» **Quellenauszug**
┏━━
Der Regiebetrieb stellt mit 65 Theatern in Deutschland die häufigste öffentlich –rechtliche Rechtsform dar. Das Theater ist als Regiebetrieb eingebunden in die Ämterorganisation und weder rechtlich, rechnungsgemäß noch organisatorisch unabhängig. Die Finanzplanung erfolgt im Rahmen des kommunalen Haushaltplanes. Personelle und organisatorische Entscheidungen werden im Gemeinderat entschieden, da das Theater Teil der öffentlichen Verwaltung ist (Heinrichs und Klein. 2001: 337). Die Nähe zu Querschnittsämtern der Verwaltung kann dabei häufig zu Problemen der Arbeitsteilung führen (Boerner. 2002: 336).
Zu den Rechtsformen der öffentlich-rechtlich organisierten Theaterbetriebe gehört außerdem noch der Zweckverband nach welchem acht Theater in Deutschland organisiert sind. Er stellt einen Zusammenschluß von Gemeinden und Gemeindeverbänden dar zur Erfüllung bestimmter Aufgaben wie eben dem gemeinsamen Betrieb eines Theaters. Das oberste Organ des Zweckverbandes stellt die Verbandsversammlung dar, in der alle Gemeinden vertreten sein müssen (Heinrichs und Klein. 2001: 412).
Neben den öffentlich-rechtlich organisierten Theaterbetrieben gibt es auch privatrechtliche Rechtsformen öffentlicher Theater. Bei Gesellschaften mit beschränkter Haftung (GmbHs) und AG s sind die Träger zu bestimmten Anteilen Gesellschafter am Theater. Die Gesellschafter können dabei staatlich wie auch privat sein. Zur Leitung des Theaters bestimmen die Gesellschafter eine Geschäftsführung. Eingesetzt wird diese Geschäftsführung durch eine Gesellschafterversammlung. Als Kontrollorgan fungiert bei AG s ein Aufsichtsrat, bei GmbHs ist dies fakultativ möglich (Heinrichs und Klein. 2001: 129). Als GmbHs oder AGs sind in Deutschland 43 Theater geführt. Acht Theater in Deutschland existieren als eingetragener Verein. Die Theater sind dabei privatrechtlich organisiert und verfügen über eine eigene Satzung. Geführt wird der Verein von der Vorstandschaft, die von einer Mitgliederversammlung gewählt und kontrolliert (entlastet) wird (Mühlenkamp. 1998:17). Die 26 weiteren öffentlichen Theater sind in unterschiedlichsten Rechtsformen (wie z.B. Gemeinschaften bürgerlichen Rechts und Eigenbetrieben organisiert), die hier jedoch keine Erwähnung finden.
┗━━
[Annotierte Elementauflistungen]
┏━━
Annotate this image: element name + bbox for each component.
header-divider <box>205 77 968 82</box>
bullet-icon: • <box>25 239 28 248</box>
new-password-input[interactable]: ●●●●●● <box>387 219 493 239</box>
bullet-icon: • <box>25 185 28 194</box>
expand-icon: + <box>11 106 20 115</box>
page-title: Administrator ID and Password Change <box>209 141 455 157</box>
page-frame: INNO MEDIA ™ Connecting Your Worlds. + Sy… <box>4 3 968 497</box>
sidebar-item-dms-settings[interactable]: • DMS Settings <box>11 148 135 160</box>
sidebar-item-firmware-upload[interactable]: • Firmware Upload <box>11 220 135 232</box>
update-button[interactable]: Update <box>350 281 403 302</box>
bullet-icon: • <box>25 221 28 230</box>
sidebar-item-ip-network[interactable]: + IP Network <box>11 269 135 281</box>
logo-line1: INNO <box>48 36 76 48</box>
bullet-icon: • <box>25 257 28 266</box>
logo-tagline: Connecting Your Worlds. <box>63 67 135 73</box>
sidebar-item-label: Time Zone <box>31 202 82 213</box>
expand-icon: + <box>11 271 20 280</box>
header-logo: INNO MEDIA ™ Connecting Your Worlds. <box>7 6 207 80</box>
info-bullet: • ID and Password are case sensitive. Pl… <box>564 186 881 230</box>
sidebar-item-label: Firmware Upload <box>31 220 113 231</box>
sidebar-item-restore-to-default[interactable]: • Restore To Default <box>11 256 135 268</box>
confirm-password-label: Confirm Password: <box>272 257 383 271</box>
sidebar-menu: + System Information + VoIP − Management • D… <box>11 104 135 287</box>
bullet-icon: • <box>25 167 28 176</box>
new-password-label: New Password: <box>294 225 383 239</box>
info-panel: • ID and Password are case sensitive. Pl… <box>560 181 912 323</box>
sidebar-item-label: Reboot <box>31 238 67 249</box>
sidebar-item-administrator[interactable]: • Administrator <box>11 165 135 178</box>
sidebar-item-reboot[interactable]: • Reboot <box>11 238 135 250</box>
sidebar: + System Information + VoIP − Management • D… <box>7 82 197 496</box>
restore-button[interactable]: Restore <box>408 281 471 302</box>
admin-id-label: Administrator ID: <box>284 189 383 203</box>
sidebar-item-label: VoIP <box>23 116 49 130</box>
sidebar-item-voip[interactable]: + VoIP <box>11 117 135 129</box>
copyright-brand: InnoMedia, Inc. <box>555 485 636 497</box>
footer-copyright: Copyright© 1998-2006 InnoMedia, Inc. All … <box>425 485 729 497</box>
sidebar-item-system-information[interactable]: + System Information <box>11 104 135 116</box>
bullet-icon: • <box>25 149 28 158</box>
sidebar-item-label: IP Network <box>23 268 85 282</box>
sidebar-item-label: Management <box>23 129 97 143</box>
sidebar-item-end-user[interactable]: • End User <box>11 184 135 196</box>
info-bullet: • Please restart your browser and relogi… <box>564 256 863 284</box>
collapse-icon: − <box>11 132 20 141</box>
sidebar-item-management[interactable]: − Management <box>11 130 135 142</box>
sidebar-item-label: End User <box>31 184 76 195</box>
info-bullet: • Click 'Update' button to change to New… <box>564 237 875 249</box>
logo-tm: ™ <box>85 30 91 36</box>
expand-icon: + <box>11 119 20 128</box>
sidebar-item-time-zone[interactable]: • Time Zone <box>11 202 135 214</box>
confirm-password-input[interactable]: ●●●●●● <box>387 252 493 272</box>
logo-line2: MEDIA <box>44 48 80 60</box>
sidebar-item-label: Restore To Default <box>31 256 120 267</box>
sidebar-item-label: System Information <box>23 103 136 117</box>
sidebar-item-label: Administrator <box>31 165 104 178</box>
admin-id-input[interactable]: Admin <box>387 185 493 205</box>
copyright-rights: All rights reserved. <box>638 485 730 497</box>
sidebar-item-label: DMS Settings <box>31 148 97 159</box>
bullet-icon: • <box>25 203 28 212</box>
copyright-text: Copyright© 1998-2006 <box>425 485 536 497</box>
┗━━
» **Aufgabe**
Schreiben Sie aus dem Auszug zu den Rechtsformen öffentlicher Theater alles von „Zu den Rechtsformen“ bis „Klein. 2001: 412).“ wortgetreu ab.

» **Vollständige Lösung**
Zu den Rechtsformen der öffentlich-rechtlich organisierten Theaterbetriebe gehört außerdem noch der Zweckverband nach welchem acht Theater in Deutschland organisiert sind. Er stellt einen Zusammenschluß von Gemeinden und Gemeindeverbänden dar zur Erfüllung bestimmter Aufgaben wie eben dem gemeinsamen Betrieb eines Theaters. Das oberste Organ des Zweckverbandes stellt die Verbandsversammlung dar, in der alle Gemeinden vertreten sein müssen (Heinrichs und Klein. 2001: 412).